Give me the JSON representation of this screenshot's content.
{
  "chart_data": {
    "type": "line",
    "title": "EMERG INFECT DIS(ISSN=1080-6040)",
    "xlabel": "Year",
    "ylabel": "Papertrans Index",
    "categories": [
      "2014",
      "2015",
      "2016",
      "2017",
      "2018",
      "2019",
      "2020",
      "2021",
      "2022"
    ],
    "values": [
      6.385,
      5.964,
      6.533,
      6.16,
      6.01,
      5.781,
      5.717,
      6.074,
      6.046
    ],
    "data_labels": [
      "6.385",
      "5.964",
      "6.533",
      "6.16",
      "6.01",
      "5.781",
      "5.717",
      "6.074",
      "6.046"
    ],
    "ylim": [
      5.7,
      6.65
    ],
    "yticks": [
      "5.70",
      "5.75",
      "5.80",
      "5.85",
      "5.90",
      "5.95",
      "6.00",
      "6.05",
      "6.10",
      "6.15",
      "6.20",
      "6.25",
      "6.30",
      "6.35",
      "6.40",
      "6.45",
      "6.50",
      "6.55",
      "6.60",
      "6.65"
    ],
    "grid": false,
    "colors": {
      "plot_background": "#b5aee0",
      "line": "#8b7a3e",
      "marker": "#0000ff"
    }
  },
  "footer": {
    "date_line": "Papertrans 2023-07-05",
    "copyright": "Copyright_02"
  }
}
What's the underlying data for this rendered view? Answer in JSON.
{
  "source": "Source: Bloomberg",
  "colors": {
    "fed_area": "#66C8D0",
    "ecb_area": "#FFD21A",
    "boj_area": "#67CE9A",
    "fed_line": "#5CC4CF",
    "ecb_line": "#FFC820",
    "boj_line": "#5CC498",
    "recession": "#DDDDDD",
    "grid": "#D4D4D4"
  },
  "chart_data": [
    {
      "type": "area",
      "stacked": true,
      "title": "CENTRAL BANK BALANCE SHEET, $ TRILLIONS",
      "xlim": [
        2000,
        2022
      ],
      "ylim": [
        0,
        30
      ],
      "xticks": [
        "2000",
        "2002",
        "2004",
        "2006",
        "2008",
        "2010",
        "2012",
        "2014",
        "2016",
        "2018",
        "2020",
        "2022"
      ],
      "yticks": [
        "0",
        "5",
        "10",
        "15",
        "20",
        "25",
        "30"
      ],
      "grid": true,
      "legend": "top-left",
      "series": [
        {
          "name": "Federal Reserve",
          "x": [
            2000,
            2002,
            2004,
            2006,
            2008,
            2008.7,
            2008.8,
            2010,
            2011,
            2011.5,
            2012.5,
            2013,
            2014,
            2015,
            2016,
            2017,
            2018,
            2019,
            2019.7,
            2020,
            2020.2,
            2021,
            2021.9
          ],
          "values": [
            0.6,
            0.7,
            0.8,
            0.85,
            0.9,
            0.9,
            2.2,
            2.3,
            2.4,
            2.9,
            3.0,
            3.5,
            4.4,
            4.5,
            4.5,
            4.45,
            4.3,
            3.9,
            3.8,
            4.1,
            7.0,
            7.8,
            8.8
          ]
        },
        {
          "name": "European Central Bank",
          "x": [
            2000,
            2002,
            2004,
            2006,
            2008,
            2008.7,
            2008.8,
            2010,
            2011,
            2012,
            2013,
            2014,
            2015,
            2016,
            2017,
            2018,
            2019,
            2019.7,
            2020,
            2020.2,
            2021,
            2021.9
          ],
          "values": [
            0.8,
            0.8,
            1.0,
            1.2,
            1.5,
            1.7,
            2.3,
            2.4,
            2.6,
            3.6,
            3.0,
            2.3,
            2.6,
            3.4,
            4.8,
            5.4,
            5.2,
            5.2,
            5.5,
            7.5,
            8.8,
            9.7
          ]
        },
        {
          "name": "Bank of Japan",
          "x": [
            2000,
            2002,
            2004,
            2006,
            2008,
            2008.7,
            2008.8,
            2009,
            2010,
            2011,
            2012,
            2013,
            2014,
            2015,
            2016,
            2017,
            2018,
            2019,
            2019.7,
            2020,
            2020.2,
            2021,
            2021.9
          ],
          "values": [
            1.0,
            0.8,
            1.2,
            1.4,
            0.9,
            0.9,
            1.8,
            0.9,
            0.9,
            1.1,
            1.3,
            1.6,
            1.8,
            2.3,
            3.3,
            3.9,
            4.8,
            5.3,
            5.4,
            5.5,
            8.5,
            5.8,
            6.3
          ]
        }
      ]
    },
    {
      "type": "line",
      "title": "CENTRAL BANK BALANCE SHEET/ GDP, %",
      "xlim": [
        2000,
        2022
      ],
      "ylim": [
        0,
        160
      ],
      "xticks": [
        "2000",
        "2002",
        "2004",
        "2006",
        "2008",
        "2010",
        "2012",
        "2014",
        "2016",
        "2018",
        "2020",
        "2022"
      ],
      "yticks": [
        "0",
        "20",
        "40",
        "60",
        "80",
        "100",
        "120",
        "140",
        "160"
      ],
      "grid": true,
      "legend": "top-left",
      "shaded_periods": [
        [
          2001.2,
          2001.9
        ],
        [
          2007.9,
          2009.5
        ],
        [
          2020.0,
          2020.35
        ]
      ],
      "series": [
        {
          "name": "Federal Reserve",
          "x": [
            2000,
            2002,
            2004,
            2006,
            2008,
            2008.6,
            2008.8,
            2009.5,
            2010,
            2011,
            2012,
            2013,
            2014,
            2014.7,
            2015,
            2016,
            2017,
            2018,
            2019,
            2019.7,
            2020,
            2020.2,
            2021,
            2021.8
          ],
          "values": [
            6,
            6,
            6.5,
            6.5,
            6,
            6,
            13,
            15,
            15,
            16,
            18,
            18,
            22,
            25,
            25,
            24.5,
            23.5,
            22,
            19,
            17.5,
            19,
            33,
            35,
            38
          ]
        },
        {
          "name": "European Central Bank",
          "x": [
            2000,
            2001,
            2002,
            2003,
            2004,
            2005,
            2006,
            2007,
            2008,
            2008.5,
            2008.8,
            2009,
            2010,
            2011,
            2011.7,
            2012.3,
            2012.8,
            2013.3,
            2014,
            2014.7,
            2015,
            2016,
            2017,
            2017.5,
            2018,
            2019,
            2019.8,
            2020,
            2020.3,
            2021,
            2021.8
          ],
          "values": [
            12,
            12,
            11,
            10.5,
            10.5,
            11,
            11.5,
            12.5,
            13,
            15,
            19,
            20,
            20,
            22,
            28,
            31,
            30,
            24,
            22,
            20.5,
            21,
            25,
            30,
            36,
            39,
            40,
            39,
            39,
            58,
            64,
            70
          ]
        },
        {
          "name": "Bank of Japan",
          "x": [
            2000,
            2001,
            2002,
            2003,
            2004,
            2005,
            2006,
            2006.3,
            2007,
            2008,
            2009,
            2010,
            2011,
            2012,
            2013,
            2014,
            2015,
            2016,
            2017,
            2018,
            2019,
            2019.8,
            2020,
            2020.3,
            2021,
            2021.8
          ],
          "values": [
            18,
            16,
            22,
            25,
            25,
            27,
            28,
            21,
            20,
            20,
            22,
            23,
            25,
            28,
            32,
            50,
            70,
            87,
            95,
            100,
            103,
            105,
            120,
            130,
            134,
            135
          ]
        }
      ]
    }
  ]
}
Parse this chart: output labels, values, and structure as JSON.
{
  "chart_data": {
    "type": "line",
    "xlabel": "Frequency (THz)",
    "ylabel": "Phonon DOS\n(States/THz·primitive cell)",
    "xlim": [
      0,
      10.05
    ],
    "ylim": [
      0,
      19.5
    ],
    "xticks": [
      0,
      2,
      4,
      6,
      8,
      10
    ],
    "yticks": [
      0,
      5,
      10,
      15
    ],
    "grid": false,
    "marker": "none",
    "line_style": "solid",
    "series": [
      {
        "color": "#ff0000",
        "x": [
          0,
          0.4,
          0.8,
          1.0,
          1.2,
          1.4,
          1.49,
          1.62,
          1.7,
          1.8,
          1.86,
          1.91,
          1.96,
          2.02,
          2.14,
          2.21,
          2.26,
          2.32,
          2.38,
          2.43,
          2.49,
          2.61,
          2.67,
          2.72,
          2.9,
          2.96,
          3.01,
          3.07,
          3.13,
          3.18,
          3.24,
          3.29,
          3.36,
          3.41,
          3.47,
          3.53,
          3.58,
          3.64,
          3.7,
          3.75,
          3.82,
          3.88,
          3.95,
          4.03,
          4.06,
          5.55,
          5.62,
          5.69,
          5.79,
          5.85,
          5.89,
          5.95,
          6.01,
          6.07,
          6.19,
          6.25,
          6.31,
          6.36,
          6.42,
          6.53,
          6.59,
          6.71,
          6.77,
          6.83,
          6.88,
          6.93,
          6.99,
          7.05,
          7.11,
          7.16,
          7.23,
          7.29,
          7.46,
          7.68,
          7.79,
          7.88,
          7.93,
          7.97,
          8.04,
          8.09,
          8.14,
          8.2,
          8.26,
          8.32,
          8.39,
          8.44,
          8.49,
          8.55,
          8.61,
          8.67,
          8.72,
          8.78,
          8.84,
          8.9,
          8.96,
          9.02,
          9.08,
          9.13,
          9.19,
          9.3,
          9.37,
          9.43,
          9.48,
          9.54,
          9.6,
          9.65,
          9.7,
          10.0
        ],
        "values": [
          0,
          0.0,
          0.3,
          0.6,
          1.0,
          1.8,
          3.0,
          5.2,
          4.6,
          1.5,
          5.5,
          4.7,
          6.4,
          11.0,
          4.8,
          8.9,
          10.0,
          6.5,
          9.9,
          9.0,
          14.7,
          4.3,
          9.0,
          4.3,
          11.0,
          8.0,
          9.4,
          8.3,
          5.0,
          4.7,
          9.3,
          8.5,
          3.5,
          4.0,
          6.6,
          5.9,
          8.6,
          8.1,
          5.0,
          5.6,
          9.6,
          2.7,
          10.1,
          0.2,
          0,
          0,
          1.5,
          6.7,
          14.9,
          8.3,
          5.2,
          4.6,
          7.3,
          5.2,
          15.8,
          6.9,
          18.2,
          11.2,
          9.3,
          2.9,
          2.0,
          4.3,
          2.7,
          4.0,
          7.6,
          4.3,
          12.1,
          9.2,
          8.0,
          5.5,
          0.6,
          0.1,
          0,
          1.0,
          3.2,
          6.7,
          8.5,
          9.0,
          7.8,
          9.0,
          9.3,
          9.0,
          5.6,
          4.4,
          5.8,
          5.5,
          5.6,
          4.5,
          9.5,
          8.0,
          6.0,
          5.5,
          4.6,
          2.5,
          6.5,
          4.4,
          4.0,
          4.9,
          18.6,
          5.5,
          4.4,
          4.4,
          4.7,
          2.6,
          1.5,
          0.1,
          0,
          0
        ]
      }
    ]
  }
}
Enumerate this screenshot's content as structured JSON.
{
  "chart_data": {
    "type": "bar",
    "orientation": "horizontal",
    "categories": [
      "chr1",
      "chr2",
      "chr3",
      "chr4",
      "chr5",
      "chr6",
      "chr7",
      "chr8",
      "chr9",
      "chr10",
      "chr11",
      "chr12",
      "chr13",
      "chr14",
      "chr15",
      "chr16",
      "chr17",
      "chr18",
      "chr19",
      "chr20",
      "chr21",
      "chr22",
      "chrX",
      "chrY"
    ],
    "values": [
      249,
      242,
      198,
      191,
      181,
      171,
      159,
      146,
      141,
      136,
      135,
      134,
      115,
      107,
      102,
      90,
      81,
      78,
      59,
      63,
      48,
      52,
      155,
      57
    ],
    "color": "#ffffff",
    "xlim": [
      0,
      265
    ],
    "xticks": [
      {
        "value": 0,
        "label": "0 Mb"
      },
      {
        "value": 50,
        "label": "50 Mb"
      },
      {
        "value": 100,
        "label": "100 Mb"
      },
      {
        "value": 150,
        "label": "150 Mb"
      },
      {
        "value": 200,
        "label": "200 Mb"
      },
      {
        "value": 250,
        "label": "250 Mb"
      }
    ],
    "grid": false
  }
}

◆ ◆ ◆ ◆ ◆ ◆ ◆

What number of lines in the records contain the word "SHEET"? Answer with that number alone.

2